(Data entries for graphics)
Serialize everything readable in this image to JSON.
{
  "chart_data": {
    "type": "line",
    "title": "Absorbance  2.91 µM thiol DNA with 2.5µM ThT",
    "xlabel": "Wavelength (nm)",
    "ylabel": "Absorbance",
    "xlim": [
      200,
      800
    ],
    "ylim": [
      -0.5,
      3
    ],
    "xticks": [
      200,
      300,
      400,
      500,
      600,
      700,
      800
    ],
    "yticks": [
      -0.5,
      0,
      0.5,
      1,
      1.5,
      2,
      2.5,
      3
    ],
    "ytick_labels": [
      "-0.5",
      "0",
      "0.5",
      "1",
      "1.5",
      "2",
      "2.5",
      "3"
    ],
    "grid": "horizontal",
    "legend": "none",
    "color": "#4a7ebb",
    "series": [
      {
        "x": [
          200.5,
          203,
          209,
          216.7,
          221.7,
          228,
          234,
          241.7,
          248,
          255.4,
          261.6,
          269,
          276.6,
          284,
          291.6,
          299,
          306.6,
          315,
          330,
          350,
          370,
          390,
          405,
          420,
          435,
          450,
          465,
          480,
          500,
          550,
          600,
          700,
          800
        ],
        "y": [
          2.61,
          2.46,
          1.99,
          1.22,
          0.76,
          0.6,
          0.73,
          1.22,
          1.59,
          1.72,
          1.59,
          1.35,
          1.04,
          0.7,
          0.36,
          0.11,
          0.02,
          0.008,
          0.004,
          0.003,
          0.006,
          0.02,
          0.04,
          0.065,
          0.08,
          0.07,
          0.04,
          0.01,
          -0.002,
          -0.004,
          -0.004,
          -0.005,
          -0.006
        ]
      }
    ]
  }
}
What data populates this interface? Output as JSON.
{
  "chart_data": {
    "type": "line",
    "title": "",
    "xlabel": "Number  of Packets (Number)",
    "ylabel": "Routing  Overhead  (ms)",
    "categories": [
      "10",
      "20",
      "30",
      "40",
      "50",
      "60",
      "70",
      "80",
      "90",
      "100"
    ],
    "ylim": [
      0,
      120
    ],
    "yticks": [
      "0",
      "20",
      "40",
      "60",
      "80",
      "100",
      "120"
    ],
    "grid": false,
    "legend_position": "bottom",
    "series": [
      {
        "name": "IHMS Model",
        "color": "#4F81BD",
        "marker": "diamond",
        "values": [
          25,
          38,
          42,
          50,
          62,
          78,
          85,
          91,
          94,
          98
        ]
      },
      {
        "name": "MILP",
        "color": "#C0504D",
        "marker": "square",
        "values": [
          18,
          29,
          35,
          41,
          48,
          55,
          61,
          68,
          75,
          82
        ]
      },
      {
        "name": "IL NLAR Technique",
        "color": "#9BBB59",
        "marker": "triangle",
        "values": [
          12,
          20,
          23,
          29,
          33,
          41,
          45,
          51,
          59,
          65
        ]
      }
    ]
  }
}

* * *

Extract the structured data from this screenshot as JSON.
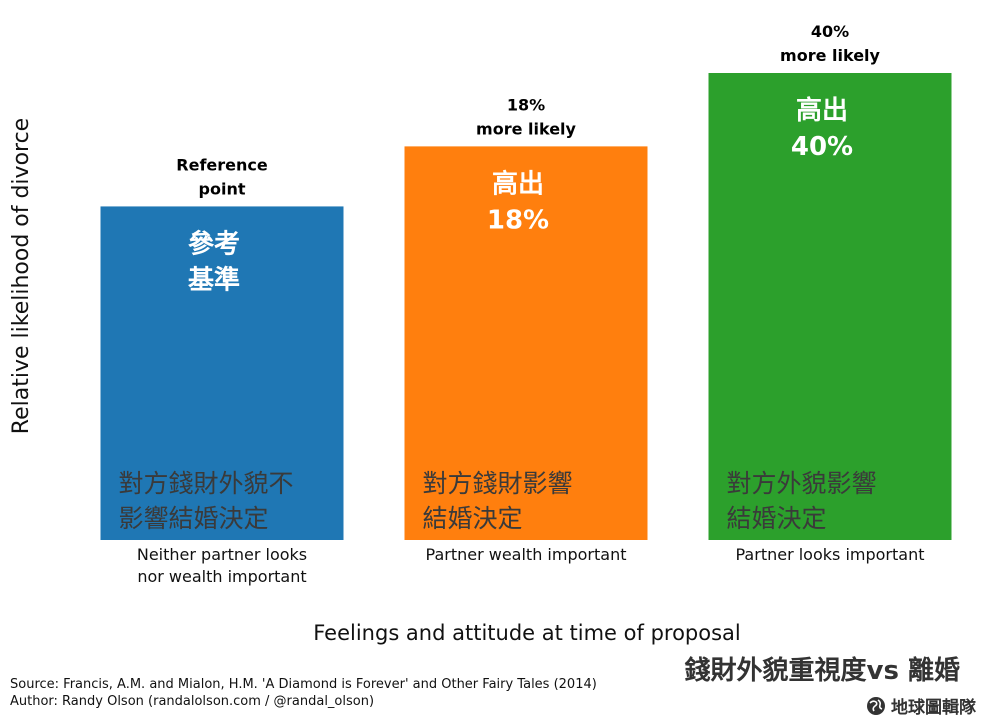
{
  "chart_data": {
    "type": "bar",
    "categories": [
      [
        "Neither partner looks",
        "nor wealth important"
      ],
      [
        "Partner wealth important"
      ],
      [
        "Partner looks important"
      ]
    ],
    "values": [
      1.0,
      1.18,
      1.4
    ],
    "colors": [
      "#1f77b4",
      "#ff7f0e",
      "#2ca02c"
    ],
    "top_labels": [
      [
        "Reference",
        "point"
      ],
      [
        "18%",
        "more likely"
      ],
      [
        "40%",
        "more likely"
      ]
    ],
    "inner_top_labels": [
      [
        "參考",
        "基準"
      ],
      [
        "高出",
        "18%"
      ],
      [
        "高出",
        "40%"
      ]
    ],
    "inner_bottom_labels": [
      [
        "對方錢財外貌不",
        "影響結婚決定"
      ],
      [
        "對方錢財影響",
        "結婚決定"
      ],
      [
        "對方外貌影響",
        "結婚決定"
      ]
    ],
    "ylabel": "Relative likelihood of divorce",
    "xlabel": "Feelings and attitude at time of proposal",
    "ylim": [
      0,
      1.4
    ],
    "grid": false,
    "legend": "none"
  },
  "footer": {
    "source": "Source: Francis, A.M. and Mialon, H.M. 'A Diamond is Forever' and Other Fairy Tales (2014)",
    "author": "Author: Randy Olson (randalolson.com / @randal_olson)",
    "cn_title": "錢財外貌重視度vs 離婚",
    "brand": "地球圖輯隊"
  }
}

(What is needed) Find "Absorbance". Copy every line it occurs in.

(Solved exercise)
    "title": "Absorbance  2.91 µM thiol DNA with 2.5µM ThT",
    "ylabel": "Absorbance",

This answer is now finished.